══ TASK DATA

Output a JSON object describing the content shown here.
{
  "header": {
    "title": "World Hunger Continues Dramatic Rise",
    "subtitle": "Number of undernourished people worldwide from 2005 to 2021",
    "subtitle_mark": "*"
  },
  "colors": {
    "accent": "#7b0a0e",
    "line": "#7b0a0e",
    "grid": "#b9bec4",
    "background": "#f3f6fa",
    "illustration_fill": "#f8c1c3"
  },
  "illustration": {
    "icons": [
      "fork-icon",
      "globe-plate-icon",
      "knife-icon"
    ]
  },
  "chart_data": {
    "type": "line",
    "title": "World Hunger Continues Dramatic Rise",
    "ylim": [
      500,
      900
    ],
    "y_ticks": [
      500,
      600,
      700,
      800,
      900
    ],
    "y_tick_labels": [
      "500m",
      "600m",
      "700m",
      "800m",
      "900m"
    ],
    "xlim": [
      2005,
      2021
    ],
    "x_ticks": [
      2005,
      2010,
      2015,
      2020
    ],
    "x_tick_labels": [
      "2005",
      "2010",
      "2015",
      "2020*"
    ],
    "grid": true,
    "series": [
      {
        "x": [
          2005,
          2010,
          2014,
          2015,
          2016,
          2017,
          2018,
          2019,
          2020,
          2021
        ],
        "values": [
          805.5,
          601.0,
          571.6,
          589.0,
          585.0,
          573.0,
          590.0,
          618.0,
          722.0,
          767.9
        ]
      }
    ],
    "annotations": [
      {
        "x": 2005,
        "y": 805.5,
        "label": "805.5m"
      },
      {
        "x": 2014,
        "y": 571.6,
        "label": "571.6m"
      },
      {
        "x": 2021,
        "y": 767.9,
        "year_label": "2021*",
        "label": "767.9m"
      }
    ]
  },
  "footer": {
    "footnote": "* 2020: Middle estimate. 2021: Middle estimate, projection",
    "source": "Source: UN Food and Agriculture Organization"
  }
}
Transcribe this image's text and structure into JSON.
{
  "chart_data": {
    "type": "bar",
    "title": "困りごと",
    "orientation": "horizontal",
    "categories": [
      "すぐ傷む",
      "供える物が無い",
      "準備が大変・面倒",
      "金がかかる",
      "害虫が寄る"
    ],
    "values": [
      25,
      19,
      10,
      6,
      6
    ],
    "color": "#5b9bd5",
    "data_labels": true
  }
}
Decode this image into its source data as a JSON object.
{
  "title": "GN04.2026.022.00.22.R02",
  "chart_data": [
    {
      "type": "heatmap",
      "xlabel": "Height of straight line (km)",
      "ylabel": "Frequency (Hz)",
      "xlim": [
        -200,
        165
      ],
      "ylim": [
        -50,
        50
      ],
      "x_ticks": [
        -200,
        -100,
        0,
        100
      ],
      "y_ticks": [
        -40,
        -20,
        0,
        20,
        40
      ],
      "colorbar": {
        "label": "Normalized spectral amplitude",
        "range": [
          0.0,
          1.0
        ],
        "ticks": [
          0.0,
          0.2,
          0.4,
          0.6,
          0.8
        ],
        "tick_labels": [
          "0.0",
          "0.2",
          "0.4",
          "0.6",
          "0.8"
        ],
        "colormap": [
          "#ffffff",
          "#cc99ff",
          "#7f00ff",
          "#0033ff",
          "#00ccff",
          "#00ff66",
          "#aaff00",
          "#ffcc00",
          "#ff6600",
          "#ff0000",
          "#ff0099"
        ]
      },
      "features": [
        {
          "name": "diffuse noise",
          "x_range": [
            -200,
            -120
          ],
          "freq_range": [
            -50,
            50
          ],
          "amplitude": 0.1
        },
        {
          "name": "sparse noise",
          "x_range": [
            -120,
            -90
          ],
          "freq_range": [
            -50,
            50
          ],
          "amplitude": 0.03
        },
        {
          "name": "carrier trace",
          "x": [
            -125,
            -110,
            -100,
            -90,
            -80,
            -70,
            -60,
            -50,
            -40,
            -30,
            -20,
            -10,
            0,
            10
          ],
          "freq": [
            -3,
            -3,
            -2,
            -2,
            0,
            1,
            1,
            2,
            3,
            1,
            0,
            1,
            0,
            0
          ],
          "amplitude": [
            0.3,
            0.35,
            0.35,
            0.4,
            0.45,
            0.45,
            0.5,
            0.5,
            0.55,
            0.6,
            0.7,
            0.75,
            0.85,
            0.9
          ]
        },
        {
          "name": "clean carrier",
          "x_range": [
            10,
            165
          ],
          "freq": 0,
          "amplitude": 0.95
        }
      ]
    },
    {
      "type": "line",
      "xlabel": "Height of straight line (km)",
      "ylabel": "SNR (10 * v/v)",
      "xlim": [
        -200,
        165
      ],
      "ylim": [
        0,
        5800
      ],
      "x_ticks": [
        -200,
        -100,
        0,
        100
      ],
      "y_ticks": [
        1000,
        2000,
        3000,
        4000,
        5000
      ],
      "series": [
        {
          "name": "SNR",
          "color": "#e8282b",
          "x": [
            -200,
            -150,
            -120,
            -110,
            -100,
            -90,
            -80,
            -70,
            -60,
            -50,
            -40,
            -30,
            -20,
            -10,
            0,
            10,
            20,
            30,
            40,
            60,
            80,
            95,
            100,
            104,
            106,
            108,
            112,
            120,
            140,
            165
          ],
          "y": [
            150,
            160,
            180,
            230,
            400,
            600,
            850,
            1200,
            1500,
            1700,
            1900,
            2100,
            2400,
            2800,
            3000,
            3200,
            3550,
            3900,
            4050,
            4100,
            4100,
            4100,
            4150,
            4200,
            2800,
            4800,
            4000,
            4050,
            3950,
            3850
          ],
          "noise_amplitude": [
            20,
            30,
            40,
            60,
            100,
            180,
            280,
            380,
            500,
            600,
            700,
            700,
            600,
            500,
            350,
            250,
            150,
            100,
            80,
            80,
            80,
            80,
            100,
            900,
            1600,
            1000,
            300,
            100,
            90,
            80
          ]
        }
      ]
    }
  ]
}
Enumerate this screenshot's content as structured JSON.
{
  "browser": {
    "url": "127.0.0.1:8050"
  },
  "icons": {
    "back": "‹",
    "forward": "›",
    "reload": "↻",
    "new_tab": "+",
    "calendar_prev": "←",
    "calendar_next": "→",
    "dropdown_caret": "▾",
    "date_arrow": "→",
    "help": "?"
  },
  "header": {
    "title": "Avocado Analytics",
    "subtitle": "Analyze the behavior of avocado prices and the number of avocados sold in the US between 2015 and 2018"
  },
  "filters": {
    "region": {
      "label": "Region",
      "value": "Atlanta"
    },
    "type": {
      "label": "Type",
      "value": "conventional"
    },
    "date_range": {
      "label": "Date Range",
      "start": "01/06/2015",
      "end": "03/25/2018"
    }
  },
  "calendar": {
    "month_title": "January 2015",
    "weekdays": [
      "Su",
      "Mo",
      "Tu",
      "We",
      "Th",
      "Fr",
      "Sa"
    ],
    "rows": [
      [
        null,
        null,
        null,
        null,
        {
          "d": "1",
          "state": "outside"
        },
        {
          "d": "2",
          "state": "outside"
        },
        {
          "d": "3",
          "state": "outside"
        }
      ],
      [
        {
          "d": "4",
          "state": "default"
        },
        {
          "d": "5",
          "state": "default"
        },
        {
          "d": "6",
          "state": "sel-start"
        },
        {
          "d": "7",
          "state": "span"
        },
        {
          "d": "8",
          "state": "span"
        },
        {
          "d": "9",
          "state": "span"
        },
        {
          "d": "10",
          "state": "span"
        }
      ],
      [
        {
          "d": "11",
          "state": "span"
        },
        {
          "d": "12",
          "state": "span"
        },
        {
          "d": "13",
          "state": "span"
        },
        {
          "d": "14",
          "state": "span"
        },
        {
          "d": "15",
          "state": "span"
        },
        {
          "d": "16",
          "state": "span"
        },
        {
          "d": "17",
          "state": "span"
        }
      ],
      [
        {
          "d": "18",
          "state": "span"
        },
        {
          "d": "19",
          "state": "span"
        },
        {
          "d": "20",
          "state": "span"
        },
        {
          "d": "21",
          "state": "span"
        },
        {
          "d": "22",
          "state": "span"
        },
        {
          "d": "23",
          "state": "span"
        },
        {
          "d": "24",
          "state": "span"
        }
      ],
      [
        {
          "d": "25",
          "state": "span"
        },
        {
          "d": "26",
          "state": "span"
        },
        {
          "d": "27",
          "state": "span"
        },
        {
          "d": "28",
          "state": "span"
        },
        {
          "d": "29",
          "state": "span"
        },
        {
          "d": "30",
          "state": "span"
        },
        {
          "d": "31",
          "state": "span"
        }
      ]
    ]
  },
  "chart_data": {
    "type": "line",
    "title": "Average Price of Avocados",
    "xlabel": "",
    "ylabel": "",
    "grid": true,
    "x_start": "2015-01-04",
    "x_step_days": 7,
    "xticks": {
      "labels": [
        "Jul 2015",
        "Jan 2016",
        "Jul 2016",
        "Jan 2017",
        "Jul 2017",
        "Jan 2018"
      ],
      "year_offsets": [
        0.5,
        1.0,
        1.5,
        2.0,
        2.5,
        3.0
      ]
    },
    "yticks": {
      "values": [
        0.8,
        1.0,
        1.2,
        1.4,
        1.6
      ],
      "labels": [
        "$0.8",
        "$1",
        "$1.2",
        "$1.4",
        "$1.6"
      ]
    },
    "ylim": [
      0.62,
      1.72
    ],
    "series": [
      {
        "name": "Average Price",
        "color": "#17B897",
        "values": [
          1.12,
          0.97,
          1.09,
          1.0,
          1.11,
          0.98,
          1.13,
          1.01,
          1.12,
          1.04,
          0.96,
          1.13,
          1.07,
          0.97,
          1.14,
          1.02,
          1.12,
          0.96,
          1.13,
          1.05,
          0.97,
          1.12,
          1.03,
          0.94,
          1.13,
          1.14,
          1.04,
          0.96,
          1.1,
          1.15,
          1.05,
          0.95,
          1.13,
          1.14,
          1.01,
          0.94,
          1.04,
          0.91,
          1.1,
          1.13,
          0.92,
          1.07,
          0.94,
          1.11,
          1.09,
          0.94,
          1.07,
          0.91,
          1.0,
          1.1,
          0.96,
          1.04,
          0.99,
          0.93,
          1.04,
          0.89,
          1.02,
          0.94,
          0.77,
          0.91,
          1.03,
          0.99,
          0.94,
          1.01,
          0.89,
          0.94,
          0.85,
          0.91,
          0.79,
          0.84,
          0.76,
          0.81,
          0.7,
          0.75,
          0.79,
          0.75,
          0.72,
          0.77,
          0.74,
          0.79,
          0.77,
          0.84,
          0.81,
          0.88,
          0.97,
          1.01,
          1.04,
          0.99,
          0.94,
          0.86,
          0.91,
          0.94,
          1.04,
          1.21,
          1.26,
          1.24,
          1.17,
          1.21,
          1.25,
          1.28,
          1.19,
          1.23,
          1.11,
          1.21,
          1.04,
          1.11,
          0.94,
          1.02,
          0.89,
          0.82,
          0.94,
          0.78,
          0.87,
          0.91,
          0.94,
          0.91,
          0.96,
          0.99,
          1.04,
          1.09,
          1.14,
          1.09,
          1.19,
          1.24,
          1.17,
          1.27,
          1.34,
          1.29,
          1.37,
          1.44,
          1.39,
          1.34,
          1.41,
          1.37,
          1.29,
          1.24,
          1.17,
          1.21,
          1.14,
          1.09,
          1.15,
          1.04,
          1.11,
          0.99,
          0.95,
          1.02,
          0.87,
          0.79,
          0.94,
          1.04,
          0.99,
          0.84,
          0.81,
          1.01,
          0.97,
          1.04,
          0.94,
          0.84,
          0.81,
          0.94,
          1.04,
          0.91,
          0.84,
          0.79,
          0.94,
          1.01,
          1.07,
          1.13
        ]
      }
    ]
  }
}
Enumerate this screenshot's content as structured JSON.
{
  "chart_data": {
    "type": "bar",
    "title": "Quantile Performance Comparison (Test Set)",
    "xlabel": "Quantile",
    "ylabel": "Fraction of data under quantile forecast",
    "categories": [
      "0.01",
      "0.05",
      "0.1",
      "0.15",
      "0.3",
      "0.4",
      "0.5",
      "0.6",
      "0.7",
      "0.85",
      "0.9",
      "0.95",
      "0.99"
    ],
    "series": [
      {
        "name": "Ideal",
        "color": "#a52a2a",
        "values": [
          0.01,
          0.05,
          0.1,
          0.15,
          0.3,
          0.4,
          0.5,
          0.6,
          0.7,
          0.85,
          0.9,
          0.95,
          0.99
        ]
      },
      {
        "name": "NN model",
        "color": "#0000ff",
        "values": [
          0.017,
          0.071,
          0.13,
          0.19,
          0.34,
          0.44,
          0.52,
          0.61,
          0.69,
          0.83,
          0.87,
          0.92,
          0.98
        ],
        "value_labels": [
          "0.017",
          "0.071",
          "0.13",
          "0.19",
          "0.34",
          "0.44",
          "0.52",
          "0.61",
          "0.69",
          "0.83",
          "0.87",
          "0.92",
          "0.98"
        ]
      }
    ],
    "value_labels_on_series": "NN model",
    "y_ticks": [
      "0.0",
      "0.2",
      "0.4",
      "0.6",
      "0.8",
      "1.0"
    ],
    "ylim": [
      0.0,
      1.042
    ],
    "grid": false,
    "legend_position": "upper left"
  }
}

════

### DO THIS
Scan the material above for the string "source" and return the lines that hold it.

### THE OUTPUT
    "source": "Source: UN Food and Agriculture Organization"
Decode this image into its source data as a JSON object.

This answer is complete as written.